-- START OF Input records --

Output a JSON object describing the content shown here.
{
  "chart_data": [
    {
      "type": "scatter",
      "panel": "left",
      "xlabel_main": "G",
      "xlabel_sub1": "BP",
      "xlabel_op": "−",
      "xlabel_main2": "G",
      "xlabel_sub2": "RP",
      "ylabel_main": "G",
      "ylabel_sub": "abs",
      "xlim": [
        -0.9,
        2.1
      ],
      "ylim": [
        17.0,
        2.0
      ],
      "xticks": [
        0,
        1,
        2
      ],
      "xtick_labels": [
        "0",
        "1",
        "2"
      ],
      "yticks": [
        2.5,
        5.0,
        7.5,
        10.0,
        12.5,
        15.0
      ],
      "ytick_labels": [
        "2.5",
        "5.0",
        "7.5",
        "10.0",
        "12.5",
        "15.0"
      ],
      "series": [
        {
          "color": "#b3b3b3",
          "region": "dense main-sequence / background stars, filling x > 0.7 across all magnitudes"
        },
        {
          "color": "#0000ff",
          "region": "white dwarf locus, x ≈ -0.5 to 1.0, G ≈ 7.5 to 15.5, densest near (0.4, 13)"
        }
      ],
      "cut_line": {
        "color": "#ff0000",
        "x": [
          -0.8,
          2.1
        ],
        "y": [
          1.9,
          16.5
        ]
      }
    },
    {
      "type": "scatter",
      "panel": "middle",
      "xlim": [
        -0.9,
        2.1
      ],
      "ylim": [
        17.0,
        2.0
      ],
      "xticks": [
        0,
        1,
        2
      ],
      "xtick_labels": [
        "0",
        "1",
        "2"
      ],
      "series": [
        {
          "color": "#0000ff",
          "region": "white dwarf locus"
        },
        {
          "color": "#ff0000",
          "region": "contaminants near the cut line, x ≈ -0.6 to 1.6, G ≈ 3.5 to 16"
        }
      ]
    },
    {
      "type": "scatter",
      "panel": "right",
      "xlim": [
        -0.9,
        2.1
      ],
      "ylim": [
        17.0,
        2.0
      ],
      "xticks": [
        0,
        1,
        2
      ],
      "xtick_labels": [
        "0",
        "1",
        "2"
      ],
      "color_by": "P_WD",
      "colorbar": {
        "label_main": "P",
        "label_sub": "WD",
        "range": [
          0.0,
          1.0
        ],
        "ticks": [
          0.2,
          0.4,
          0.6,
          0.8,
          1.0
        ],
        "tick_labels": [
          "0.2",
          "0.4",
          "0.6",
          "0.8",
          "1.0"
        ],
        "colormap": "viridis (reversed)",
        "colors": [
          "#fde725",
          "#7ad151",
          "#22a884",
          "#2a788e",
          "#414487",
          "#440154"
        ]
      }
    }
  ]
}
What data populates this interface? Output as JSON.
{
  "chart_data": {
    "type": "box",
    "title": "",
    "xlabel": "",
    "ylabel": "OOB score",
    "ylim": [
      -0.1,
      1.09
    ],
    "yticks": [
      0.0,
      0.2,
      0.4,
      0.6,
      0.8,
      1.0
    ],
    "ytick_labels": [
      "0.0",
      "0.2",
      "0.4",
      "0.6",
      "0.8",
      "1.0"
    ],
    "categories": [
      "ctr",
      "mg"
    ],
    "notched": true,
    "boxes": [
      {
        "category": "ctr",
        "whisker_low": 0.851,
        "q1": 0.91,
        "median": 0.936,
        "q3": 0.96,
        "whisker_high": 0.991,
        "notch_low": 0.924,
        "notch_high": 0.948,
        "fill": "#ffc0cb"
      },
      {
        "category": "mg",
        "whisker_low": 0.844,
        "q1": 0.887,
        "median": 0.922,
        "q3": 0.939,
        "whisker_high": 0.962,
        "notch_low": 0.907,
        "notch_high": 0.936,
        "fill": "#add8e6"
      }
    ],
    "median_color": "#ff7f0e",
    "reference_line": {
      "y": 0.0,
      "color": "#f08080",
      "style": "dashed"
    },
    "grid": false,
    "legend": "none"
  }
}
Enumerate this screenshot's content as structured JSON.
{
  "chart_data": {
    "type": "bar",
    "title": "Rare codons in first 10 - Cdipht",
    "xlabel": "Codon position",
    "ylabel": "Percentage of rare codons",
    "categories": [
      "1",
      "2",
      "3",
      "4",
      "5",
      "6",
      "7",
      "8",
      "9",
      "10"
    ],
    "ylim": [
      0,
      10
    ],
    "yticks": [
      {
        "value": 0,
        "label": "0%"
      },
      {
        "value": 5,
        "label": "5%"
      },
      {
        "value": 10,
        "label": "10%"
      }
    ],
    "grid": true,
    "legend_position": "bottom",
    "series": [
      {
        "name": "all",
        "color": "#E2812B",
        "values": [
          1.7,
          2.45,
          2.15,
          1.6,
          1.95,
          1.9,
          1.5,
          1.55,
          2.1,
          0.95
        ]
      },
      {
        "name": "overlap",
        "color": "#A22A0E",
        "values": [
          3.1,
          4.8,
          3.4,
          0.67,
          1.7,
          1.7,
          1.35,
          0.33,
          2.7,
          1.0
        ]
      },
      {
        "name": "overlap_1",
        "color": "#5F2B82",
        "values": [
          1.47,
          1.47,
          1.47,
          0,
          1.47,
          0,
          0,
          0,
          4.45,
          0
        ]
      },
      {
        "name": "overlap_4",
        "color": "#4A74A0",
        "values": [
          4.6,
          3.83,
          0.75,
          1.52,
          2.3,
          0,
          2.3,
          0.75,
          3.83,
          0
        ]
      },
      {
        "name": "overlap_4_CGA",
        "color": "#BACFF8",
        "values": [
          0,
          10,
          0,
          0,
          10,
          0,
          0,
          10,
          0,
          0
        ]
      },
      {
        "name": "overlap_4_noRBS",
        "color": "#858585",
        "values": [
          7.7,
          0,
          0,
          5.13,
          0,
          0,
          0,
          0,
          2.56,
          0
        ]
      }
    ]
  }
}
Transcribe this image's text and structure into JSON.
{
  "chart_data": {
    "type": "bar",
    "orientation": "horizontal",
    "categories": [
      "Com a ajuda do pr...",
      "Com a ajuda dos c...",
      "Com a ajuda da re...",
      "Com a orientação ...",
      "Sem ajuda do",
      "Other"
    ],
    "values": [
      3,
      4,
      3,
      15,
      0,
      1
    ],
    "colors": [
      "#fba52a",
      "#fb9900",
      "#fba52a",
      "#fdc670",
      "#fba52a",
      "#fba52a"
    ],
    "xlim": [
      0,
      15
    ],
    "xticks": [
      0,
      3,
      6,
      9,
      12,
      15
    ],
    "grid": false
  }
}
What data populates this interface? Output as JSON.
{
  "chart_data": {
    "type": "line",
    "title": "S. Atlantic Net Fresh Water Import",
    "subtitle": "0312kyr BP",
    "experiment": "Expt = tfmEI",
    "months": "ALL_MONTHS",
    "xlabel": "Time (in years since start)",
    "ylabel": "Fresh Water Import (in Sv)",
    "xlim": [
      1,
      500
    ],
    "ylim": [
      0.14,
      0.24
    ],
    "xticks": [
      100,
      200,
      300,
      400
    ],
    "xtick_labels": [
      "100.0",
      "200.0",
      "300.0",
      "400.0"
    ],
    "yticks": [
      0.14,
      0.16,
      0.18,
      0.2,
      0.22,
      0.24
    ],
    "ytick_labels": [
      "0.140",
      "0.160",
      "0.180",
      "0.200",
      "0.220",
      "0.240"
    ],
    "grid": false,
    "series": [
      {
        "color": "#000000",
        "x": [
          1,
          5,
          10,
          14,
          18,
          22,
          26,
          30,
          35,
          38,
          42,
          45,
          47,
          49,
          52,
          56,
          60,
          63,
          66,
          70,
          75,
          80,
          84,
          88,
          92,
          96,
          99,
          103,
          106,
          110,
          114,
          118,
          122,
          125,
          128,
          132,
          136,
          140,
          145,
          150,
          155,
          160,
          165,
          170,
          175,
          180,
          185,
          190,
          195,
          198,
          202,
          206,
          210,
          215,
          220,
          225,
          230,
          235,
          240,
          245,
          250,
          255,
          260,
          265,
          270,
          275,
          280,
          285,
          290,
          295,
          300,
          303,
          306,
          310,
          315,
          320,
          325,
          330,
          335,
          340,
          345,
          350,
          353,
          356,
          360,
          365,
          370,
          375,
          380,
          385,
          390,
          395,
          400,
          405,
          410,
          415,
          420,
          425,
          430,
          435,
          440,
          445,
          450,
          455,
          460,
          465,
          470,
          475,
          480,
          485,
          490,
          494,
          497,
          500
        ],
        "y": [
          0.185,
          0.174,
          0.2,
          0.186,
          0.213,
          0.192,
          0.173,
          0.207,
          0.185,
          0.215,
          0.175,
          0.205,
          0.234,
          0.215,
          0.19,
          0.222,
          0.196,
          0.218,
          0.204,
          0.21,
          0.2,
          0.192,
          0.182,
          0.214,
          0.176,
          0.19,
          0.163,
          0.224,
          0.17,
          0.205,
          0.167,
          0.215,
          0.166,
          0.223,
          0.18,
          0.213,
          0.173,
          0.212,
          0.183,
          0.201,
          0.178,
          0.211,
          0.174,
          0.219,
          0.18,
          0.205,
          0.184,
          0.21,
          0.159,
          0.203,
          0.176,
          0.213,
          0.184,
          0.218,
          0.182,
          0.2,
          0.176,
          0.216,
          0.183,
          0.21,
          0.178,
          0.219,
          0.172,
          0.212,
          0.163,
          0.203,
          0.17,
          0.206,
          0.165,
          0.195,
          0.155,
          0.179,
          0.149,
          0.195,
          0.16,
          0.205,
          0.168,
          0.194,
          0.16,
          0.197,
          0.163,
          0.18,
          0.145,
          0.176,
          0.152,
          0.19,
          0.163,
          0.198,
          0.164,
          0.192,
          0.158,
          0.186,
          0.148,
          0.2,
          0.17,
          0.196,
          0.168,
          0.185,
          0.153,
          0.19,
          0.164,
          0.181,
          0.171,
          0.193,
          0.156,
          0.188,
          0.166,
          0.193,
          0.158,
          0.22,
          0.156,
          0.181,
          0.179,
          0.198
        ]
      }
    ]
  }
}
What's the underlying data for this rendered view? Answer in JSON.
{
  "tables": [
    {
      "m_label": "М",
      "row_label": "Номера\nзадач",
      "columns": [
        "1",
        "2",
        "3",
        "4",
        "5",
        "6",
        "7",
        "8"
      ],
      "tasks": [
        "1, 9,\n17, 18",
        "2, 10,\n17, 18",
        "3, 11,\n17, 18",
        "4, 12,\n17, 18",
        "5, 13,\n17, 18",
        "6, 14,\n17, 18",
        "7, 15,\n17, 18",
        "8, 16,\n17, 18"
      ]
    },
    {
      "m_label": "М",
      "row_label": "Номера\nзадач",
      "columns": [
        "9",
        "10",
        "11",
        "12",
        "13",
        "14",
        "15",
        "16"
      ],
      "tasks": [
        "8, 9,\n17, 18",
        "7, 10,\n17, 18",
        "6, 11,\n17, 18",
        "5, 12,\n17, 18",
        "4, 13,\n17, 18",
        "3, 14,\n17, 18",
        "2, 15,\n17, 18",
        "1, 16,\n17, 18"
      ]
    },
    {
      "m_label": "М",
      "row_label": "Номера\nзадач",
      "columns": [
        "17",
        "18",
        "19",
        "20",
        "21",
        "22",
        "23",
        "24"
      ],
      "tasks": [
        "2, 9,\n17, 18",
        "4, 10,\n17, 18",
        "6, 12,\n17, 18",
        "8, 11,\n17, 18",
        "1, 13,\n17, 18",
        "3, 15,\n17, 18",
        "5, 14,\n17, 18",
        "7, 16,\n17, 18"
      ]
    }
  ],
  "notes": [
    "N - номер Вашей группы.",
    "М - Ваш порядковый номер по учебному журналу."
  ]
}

-- END OF Input records --

Show the lines where the word "Fresh" appears in the entries.

**Finished task:**
    "title": "S. Atlantic Net Fresh Water Import",
    "ylabel": "Fresh Water Import (in Sv)",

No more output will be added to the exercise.